» PROBLEM TO SOLVE
In the lines below, how many hold the word "TOOLS"? Answer only with the number.

:: PROVIDED DATA ::

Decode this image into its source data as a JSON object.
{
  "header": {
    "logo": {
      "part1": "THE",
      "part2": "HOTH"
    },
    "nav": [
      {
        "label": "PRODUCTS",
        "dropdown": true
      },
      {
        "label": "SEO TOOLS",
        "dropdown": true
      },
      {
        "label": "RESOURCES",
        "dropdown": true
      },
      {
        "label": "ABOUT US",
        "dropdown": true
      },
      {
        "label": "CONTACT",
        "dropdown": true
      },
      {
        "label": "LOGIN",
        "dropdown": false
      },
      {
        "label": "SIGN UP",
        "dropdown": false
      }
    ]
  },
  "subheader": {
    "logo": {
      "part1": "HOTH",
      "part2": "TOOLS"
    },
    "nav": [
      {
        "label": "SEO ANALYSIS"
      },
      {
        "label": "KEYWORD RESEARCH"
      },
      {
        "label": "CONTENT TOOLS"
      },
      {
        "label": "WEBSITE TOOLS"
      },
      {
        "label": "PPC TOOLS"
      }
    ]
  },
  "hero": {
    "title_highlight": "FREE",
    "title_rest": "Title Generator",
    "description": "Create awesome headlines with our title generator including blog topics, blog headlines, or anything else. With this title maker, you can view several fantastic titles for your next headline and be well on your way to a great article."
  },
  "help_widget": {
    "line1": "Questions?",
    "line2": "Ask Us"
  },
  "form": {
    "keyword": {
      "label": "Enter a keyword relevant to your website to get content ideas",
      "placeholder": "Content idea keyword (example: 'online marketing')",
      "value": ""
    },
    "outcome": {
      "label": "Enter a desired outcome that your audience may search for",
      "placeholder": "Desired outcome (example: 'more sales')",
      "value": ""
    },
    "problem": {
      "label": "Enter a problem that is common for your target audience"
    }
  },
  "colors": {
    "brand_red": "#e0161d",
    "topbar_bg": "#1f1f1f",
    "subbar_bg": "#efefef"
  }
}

:::

» WORKED ANSWER
5